[Stored records]
START

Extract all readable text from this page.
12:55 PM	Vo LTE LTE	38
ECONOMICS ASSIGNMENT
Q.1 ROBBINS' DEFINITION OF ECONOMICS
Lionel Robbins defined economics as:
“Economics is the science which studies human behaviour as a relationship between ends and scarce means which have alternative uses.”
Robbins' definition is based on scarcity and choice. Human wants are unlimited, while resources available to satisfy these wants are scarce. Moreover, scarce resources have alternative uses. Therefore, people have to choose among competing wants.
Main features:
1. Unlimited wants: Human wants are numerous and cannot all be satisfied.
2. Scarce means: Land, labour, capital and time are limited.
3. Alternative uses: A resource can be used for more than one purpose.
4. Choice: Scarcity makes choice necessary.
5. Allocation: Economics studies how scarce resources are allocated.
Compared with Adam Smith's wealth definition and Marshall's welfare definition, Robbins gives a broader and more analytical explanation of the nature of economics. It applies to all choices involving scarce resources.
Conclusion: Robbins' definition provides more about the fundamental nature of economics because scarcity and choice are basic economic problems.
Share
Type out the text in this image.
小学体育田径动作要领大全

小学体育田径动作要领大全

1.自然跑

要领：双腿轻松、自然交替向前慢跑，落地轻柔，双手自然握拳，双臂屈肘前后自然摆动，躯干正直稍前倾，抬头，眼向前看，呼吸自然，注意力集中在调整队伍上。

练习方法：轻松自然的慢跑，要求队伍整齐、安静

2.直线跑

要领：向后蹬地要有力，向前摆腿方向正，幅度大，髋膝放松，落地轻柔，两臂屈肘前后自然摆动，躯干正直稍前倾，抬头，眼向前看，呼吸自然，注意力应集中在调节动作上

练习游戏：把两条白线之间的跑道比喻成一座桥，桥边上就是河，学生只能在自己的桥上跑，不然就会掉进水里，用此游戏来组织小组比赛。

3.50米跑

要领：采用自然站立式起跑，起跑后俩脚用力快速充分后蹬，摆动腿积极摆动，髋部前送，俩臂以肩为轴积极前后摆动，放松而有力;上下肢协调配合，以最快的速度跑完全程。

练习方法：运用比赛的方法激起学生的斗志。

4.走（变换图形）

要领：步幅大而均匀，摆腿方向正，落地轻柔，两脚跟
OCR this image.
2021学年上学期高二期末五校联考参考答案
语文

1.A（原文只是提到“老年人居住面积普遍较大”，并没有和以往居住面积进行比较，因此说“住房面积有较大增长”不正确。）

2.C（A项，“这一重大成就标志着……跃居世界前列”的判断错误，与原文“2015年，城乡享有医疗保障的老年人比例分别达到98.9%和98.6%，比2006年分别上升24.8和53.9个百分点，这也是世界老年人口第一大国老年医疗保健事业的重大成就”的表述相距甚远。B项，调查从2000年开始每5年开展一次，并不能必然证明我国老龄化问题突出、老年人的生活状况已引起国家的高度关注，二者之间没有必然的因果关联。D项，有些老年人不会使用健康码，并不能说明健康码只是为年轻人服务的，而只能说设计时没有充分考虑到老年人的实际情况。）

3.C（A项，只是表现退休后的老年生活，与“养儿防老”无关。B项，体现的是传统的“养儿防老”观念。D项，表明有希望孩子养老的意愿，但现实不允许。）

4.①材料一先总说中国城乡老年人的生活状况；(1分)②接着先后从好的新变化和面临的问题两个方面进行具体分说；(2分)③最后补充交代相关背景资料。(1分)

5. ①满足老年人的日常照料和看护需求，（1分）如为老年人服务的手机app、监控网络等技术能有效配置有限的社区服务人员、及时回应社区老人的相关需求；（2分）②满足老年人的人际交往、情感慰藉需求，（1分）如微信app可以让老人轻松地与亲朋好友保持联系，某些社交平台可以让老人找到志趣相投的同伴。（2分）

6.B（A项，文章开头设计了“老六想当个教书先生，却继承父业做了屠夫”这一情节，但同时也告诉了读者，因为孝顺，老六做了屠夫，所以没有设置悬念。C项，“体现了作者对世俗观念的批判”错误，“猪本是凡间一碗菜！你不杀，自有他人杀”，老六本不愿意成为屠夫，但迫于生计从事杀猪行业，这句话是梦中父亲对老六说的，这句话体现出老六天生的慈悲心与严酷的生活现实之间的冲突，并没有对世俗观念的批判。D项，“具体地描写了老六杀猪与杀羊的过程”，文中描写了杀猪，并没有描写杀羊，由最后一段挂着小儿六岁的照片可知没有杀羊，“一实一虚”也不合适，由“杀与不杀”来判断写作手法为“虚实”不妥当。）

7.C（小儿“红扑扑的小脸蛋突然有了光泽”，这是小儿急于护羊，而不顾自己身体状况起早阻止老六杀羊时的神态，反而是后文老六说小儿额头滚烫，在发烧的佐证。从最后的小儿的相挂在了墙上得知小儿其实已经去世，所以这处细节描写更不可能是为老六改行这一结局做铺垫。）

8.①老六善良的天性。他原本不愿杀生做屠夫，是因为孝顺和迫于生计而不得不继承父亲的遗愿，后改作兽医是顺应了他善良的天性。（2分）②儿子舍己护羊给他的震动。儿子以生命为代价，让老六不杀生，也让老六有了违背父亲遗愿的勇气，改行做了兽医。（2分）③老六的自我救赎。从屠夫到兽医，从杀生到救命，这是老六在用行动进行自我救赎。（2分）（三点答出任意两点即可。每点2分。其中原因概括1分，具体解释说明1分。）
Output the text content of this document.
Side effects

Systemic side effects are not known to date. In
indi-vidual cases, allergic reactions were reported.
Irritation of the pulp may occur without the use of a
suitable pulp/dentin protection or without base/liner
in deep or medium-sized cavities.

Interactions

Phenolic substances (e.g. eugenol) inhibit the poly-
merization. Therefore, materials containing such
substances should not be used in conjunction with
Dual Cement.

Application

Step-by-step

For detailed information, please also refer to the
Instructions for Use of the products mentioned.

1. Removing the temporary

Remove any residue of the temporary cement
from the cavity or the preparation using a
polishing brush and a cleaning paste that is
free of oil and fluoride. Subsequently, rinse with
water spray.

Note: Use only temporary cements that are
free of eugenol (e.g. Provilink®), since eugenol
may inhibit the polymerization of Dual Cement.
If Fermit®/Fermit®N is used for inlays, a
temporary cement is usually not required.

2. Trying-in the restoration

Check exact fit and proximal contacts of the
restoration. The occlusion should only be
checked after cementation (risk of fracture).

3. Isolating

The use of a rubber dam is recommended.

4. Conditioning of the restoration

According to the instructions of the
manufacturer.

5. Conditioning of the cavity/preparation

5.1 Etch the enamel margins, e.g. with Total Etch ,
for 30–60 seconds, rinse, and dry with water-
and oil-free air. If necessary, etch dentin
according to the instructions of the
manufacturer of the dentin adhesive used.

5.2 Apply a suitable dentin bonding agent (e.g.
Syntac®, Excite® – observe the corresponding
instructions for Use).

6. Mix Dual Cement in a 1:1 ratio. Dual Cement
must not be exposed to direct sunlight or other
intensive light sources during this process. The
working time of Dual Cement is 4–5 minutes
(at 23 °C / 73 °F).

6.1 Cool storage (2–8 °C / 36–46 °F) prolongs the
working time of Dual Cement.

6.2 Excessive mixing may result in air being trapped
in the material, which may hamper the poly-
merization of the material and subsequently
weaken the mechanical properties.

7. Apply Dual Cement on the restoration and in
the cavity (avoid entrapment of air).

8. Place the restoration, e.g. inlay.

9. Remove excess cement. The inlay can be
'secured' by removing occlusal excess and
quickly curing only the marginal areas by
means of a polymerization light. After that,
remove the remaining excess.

END

Transcribe each record exactly. Leave nothing out.

Extract all readable text from this page.
12:55 PM	Vo LTE LTE	38
ECONOMICS ASSIGNMENT
Q.1 ROBBINS' DEFINITION OF ECONOMICS
Lionel Robbins defined economics as:
“Economics is the science which studies human behaviour as a relationship between ends and scarce means which have alternative uses.”
Robbins' definition is based on scarcity and choice. Human wants are unlimited, while resources available to satisfy these wants are scarce. Moreover, scarce resources have alternative uses. Therefore, people have to choose among competing wants.
Main features:
1. Unlimited wants: Human wants are numerous and cannot all be satisfied.
2. Scarce means: Land, labour, capital and time are limited.
3. Alternative uses: A resource can be used for more than one purpose.
4. Choice: Scarcity makes choice necessary.
5. Allocation: Economics studies how scarce resources are allocated.
Compared with Adam Smith's wealth definition and Marshall's welfare definition, Robbins gives a broader and more analytical explanation of the nature of economics. It applies to all choices involving scarce resources.
Conclusion: Robbins' definition provides more about the fundamental nature of economics because scarcity and choice are basic economic problems.
Share
Type out the text in this image.
小学体育田径动作要领大全

小学体育田径动作要领大全

1.自然跑

要领：双腿轻松、自然交替向前慢跑，落地轻柔，双手自然握拳，双臂屈肘前后自然摆动，躯干正直稍前倾，抬头，眼向前看，呼吸自然，注意力集中在调整队伍上。

练习方法：轻松自然的慢跑，要求队伍整齐、安静

2.直线跑

要领：向后蹬地要有力，向前摆腿方向正，幅度大，髋膝放松，落地轻柔，两臂屈肘前后自然摆动，躯干正直稍前倾，抬头，眼向前看，呼吸自然，注意力应集中在调节动作上

练习游戏：把两条白线之间的跑道比喻成一座桥，桥边上就是河，学生只能在自己的桥上跑，不然就会掉进水里，用此游戏来组织小组比赛。

3.50米跑

要领：采用自然站立式起跑，起跑后俩脚用力快速充分后蹬，摆动腿积极摆动，髋部前送，俩臂以肩为轴积极前后摆动，放松而有力;上下肢协调配合，以最快的速度跑完全程。

练习方法：运用比赛的方法激起学生的斗志。

4.走（变换图形）

要领：步幅大而均匀，摆腿方向正，落地轻柔，两脚跟
OCR this image.
2021学年上学期高二期末五校联考参考答案
语文

1.A（原文只是提到“老年人居住面积普遍较大”，并没有和以往居住面积进行比较，因此说“住房面积有较大增长”不正确。）

2.C（A项，“这一重大成就标志着……跃居世界前列”的判断错误，与原文“2015年，城乡享有医疗保障的老年人比例分别达到98.9%和98.6%，比2006年分别上升24.8和53.9个百分点，这也是世界老年人口第一大国老年医疗保健事业的重大成就”的表述相距甚远。B项，调查从2000年开始每5年开展一次，并不能必然证明我国老龄化问题突出、老年人的生活状况已引起国家的高度关注，二者之间没有必然的因果关联。D项，有些老年人不会使用健康码，并不能说明健康码只是为年轻人服务的，而只能说设计时没有充分考虑到老年人的实际情况。）

3.C（A项，只是表现退休后的老年生活，与“养儿防老”无关。B项，体现的是传统的“养儿防老”观念。D项，表明有希望孩子养老的意愿，但现实不允许。）

4.①材料一先总说中国城乡老年人的生活状况；(1分)②接着先后从好的新变化和面临的问题两个方面进行具体分说；(2分)③最后补充交代相关背景资料。(1分)

5. ①满足老年人的日常照料和看护需求，（1分）如为老年人服务的手机app、监控网络等技术能有效配置有限的社区服务人员、及时回应社区老人的相关需求；（2分）②满足老年人的人际交往、情感慰藉需求，（1分）如微信app可以让老人轻松地与亲朋好友保持联系，某些社交平台可以让老人找到志趣相投的同伴。（2分）

6.B（A项，文章开头设计了“老六想当个教书先生，却继承父业做了屠夫”这一情节，但同时也告诉了读者，因为孝顺，老六做了屠夫，所以没有设置悬念。C项，“体现了作者对世俗观念的批判”错误，“猪本是凡间一碗菜！你不杀，自有他人杀”，老六本不愿意成为屠夫，但迫于生计从事杀猪行业，这句话是梦中父亲对老六说的，这句话体现出老六天生的慈悲心与严酷的生活现实之间的冲突，并没有对世俗观念的批判。D项，“具体地描写了老六杀猪与杀羊的过程”，文中描写了杀猪，并没有描写杀羊，由最后一段挂着小儿六岁的照片可知没有杀羊，“一实一虚”也不合适，由“杀与不杀”来判断写作手法为“虚实”不妥当。）

7.C（小儿“红扑扑的小脸蛋突然有了光泽”，这是小儿急于护羊，而不顾自己身体状况起早阻止老六杀羊时的神态，反而是后文老六说小儿额头滚烫，在发烧的佐证。从最后的小儿的相挂在了墙上得知小儿其实已经去世，所以这处细节描写更不可能是为老六改行这一结局做铺垫。）

8.①老六善良的天性。他原本不愿杀生做屠夫，是因为孝顺和迫于生计而不得不继承父亲的遗愿，后改作兽医是顺应了他善良的天性。（2分）②儿子舍己护羊给他的震动。儿子以生命为代价，让老六不杀生，也让老六有了违背父亲遗愿的勇气，改行做了兽医。（2分）③老六的自我救赎。从屠夫到兽医，从杀生到救命，这是老六在用行动进行自我救赎。（2分）（三点答出任意两点即可。每点2分。其中原因概括1分，具体解释说明1分。）
Output the text content of this document.
Side effects

Systemic side effects are not known to date. In
indi-vidual cases, allergic reactions were reported.
Irritation of the pulp may occur without the use of a
suitable pulp/dentin protection or without base/liner
in deep or medium-sized cavities.

Interactions

Phenolic substances (e.g. eugenol) inhibit the poly-
merization. Therefore, materials containing such
substances should not be used in conjunction with
Dual Cement.

Application

Step-by-step

For detailed information, please also refer to the
Instructions for Use of the products mentioned.

1. Removing the temporary

Remove any residue of the temporary cement
from the cavity or the preparation using a
polishing brush and a cleaning paste that is
free of oil and fluoride. Subsequently, rinse with
water spray.

Note: Use only temporary cements that are
free of eugenol (e.g. Provilink®), since eugenol
may inhibit the polymerization of Dual Cement.
If Fermit®/Fermit®N is used for inlays, a
temporary cement is usually not required.

2. Trying-in the restoration

Check exact fit and proximal contacts of the
restoration. The occlusion should only be
checked after cementation (risk of fracture).

3. Isolating

The use of a rubber dam is recommended.

4. Conditioning of the restoration

According to the instructions of the
manufacturer.

5. Conditioning of the cavity/preparation

5.1 Etch the enamel margins, e.g. with Total Etch ,
for 30–60 seconds, rinse, and dry with water-
and oil-free air. If necessary, etch dentin
according to the instructions of the
manufacturer of the dentin adhesive used.

5.2 Apply a suitable dentin bonding agent (e.g.
Syntac®, Excite® – observe the corresponding
instructions for Use).

6. Mix Dual Cement in a 1:1 ratio. Dual Cement
must not be exposed to direct sunlight or other
intensive light sources during this process. The
working time of Dual Cement is 4–5 minutes
(at 23 °C / 73 °F).

6.1 Cool storage (2–8 °C / 36–46 °F) prolongs the
working time of Dual Cement.

6.2 Excessive mixing may result in air being trapped
in the material, which may hamper the poly-
merization of the material and subsequently
weaken the mechanical properties.

7. Apply Dual Cement on the restoration and in
the cavity (avoid entrapment of air).

8. Place the restoration, e.g. inlay.

9. Remove excess cement. The inlay can be
'secured' by removing occlusal excess and
quickly curing only the marginal areas by
means of a polymerization light. After that,
remove the remaining excess.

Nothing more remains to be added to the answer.